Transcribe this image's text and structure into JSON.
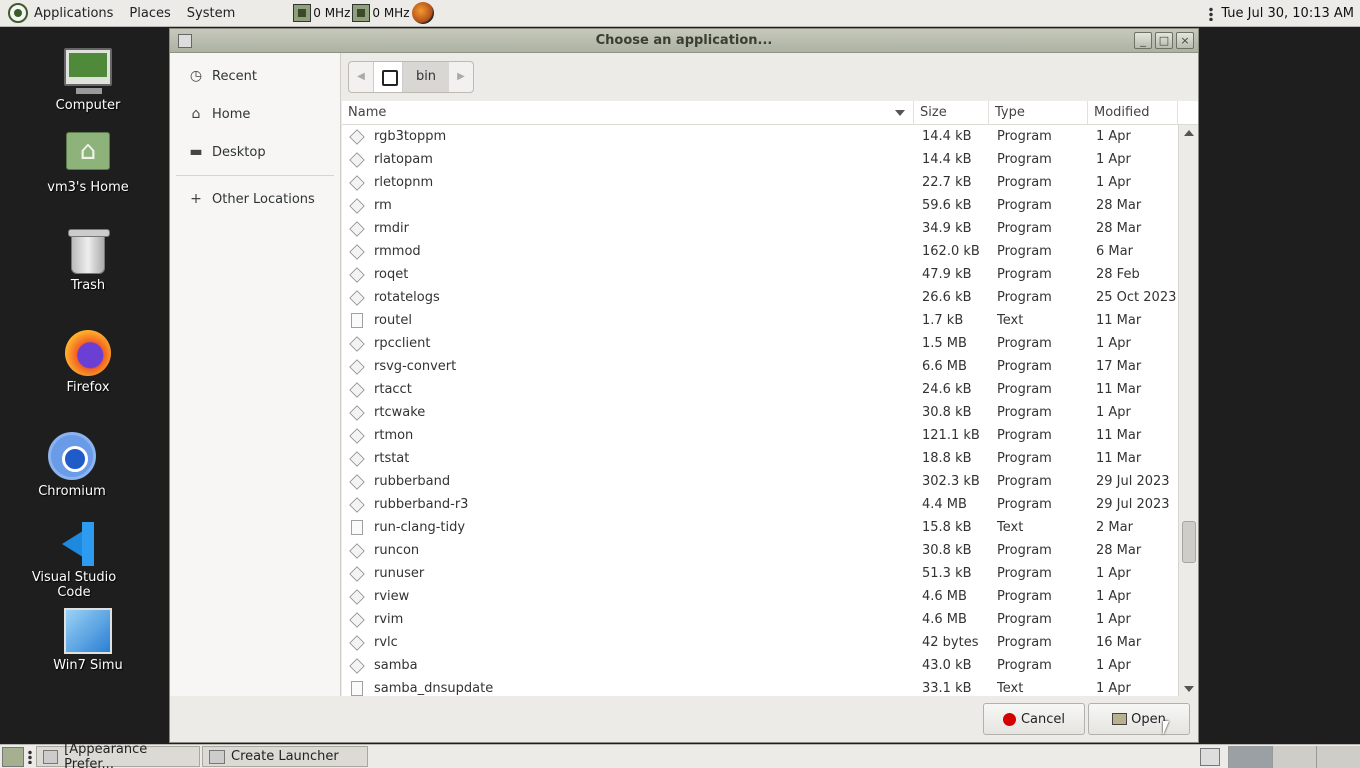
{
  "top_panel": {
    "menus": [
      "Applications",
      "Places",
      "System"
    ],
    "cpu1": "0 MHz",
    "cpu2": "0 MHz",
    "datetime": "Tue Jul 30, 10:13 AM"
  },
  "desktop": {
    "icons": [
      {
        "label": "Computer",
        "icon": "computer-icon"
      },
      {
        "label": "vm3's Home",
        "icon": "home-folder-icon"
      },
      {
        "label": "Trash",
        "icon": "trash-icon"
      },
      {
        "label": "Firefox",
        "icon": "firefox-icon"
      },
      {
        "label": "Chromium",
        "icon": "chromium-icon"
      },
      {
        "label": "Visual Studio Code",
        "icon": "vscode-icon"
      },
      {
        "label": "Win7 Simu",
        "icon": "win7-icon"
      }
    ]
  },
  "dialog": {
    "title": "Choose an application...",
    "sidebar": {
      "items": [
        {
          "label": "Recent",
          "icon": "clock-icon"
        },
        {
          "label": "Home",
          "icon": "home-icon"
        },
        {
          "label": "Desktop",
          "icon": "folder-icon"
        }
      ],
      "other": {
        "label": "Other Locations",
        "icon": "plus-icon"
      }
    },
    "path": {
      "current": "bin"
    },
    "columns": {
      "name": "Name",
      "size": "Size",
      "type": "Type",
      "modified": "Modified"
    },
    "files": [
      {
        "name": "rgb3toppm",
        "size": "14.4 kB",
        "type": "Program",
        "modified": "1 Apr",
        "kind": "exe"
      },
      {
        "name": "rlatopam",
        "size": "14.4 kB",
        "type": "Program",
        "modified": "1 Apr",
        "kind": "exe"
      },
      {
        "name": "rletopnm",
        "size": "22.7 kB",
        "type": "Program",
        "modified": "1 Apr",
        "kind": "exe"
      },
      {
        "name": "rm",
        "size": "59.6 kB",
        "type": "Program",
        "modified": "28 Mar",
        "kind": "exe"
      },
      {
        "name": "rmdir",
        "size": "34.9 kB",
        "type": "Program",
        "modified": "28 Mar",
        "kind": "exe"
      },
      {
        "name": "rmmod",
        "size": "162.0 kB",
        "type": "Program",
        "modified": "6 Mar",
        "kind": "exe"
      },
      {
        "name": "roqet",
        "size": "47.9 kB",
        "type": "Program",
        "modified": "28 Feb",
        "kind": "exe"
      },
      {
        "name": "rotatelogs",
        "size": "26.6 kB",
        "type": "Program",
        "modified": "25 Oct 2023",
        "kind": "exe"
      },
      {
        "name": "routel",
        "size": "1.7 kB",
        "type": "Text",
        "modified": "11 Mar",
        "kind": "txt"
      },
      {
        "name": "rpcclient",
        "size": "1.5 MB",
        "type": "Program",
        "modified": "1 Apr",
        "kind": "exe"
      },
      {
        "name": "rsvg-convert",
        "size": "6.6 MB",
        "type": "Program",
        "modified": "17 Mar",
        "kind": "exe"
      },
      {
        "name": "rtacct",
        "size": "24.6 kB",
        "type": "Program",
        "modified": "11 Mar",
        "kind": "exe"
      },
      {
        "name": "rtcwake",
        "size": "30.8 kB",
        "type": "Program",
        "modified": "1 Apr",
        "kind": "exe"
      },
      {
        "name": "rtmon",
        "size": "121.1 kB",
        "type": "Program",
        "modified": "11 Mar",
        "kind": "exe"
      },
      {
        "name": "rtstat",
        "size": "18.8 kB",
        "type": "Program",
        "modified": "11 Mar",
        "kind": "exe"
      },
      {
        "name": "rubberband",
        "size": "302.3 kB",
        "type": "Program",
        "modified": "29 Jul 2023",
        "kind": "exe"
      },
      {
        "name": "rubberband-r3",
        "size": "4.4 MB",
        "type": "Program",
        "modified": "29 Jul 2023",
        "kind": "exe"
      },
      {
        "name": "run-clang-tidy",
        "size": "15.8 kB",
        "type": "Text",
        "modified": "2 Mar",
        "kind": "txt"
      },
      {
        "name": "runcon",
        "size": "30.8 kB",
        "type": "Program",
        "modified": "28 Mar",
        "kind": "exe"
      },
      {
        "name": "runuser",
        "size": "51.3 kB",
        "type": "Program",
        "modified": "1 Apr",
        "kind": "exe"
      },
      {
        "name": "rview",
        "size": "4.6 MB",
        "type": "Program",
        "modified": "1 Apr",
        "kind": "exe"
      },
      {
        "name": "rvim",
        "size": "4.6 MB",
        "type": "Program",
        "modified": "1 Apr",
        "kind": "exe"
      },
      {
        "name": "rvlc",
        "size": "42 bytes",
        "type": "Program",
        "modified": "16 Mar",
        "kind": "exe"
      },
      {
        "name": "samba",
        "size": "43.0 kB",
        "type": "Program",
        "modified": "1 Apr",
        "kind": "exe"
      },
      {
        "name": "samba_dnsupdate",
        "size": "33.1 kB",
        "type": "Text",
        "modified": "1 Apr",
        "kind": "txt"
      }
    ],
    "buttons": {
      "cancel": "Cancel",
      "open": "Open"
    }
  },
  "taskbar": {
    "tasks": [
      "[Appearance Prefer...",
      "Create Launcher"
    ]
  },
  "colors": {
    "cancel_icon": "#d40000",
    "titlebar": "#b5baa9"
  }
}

======

TASK REQUIREMENTS -
Copy every line above that includes the string "label".

EXPECTED ANSWER -
        "label": "Computer",
        "label": "vm3's Home",
        "label": "Trash",
        "label": "Firefox",
        "label": "Chromium",
        "label": "Visual Studio Code",
        "label": "Win7 Simu",
          "label": "Recent",
          "label": "Home",
          "label": "Desktop",
        "label": "Other Locations",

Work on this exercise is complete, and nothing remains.